— Start —

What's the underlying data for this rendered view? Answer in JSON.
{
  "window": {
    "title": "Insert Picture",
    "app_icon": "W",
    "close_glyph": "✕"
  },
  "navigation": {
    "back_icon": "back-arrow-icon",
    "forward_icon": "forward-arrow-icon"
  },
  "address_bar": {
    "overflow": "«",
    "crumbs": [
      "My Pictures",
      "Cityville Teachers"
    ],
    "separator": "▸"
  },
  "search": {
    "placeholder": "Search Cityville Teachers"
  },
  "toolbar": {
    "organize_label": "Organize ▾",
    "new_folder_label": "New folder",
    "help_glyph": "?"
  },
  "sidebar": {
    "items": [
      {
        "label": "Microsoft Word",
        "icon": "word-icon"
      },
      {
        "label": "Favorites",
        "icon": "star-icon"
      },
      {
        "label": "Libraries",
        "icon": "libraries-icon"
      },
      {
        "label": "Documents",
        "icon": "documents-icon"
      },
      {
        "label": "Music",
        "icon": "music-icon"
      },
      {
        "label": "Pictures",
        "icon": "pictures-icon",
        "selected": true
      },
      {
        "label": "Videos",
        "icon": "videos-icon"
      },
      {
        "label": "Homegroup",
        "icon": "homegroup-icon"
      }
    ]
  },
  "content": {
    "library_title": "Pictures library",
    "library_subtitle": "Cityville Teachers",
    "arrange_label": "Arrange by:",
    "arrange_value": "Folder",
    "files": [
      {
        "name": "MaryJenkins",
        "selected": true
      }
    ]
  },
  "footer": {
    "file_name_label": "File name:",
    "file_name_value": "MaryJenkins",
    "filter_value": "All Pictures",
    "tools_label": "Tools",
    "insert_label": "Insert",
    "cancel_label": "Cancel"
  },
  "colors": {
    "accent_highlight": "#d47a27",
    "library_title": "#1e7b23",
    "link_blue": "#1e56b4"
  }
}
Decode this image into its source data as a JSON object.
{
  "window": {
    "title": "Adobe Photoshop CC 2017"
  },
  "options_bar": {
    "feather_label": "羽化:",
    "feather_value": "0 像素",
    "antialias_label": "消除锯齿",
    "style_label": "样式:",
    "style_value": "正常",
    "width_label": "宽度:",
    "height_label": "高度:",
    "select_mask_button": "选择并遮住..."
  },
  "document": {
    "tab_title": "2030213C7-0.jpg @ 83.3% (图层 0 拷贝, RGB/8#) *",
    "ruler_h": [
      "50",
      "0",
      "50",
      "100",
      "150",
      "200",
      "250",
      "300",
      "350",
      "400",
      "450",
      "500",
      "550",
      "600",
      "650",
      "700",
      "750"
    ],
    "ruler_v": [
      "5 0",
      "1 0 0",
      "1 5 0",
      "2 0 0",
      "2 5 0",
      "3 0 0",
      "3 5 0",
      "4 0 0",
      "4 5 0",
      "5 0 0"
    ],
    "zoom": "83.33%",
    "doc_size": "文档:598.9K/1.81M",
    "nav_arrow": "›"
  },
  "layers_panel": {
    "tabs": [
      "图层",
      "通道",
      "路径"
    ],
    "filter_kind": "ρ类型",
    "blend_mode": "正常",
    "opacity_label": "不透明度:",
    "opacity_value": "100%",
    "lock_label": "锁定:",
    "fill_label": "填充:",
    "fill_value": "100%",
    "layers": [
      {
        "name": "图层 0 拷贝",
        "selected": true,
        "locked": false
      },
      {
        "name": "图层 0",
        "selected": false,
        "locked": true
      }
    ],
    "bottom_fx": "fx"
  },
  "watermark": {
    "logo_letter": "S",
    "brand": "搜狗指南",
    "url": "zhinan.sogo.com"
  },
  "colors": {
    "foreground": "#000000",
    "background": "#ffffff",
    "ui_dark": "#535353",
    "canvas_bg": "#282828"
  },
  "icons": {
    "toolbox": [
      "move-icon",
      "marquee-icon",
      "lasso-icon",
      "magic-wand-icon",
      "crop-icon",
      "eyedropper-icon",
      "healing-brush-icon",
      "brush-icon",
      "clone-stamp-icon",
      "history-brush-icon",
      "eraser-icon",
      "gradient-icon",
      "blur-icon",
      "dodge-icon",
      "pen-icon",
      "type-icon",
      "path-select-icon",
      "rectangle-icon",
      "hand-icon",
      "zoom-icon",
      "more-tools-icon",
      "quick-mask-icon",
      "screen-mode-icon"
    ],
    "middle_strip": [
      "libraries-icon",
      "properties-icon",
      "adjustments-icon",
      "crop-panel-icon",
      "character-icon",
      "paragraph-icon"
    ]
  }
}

— End —

#### [GOAL]
Extract all the entries word for word.

#### [SOLVED PROBLEM]
What's the underlying data for this rendered view? Answer in JSON.
{
  "window": {
    "title": "Insert Picture",
    "app_icon": "W",
    "close_glyph": "✕"
  },
  "navigation": {
    "back_icon": "back-arrow-icon",
    "forward_icon": "forward-arrow-icon"
  },
  "address_bar": {
    "overflow": "«",
    "crumbs": [
      "My Pictures",
      "Cityville Teachers"
    ],
    "separator": "▸"
  },
  "search": {
    "placeholder": "Search Cityville Teachers"
  },
  "toolbar": {
    "organize_label": "Organize ▾",
    "new_folder_label": "New folder",
    "help_glyph": "?"
  },
  "sidebar": {
    "items": [
      {
        "label": "Microsoft Word",
        "icon": "word-icon"
      },
      {
        "label": "Favorites",
        "icon": "star-icon"
      },
      {
        "label": "Libraries",
        "icon": "libraries-icon"
      },
      {
        "label": "Documents",
        "icon": "documents-icon"
      },
      {
        "label": "Music",
        "icon": "music-icon"
      },
      {
        "label": "Pictures",
        "icon": "pictures-icon",
        "selected": true
      },
      {
        "label": "Videos",
        "icon": "videos-icon"
      },
      {
        "label": "Homegroup",
        "icon": "homegroup-icon"
      }
    ]
  },
  "content": {
    "library_title": "Pictures library",
    "library_subtitle": "Cityville Teachers",
    "arrange_label": "Arrange by:",
    "arrange_value": "Folder",
    "files": [
      {
        "name": "MaryJenkins",
        "selected": true
      }
    ]
  },
  "footer": {
    "file_name_label": "File name:",
    "file_name_value": "MaryJenkins",
    "filter_value": "All Pictures",
    "tools_label": "Tools",
    "insert_label": "Insert",
    "cancel_label": "Cancel"
  },
  "colors": {
    "accent_highlight": "#d47a27",
    "library_title": "#1e7b23",
    "link_blue": "#1e56b4"
  }
}
Decode this image into its source data as a JSON object.
{
  "window": {
    "title": "Adobe Photoshop CC 2017"
  },
  "options_bar": {
    "feather_label": "羽化:",
    "feather_value": "0 像素",
    "antialias_label": "消除锯齿",
    "style_label": "样式:",
    "style_value": "正常",
    "width_label": "宽度:",
    "height_label": "高度:",
    "select_mask_button": "选择并遮住..."
  },
  "document": {
    "tab_title": "2030213C7-0.jpg @ 83.3% (图层 0 拷贝, RGB/8#) *",
    "ruler_h": [
      "50",
      "0",
      "50",
      "100",
      "150",
      "200",
      "250",
      "300",
      "350",
      "400",
      "450",
      "500",
      "550",
      "600",
      "650",
      "700",
      "750"
    ],
    "ruler_v": [
      "5 0",
      "1 0 0",
      "1 5 0",
      "2 0 0",
      "2 5 0",
      "3 0 0",
      "3 5 0",
      "4 0 0",
      "4 5 0",
      "5 0 0"
    ],
    "zoom": "83.33%",
    "doc_size": "文档:598.9K/1.81M",
    "nav_arrow": "›"
  },
  "layers_panel": {
    "tabs": [
      "图层",
      "通道",
      "路径"
    ],
    "filter_kind": "ρ类型",
    "blend_mode": "正常",
    "opacity_label": "不透明度:",
    "opacity_value": "100%",
    "lock_label": "锁定:",
    "fill_label": "填充:",
    "fill_value": "100%",
    "layers": [
      {
        "name": "图层 0 拷贝",
        "selected": true,
        "locked": false
      },
      {
        "name": "图层 0",
        "selected": false,
        "locked": true
      }
    ],
    "bottom_fx": "fx"
  },
  "watermark": {
    "logo_letter": "S",
    "brand": "搜狗指南",
    "url": "zhinan.sogo.com"
  },
  "colors": {
    "foreground": "#000000",
    "background": "#ffffff",
    "ui_dark": "#535353",
    "canvas_bg": "#282828"
  },
  "icons": {
    "toolbox": [
      "move-icon",
      "marquee-icon",
      "lasso-icon",
      "magic-wand-icon",
      "crop-icon",
      "eyedropper-icon",
      "healing-brush-icon",
      "brush-icon",
      "clone-stamp-icon",
      "history-brush-icon",
      "eraser-icon",
      "gradient-icon",
      "blur-icon",
      "dodge-icon",
      "pen-icon",
      "type-icon",
      "path-select-icon",
      "rectangle-icon",
      "hand-icon",
      "zoom-icon",
      "more-tools-icon",
      "quick-mask-icon",
      "screen-mode-icon"
    ],
    "middle_strip": [
      "libraries-icon",
      "properties-icon",
      "adjustments-icon",
      "crop-panel-icon",
      "character-icon",
      "paragraph-icon"
    ]
  }
}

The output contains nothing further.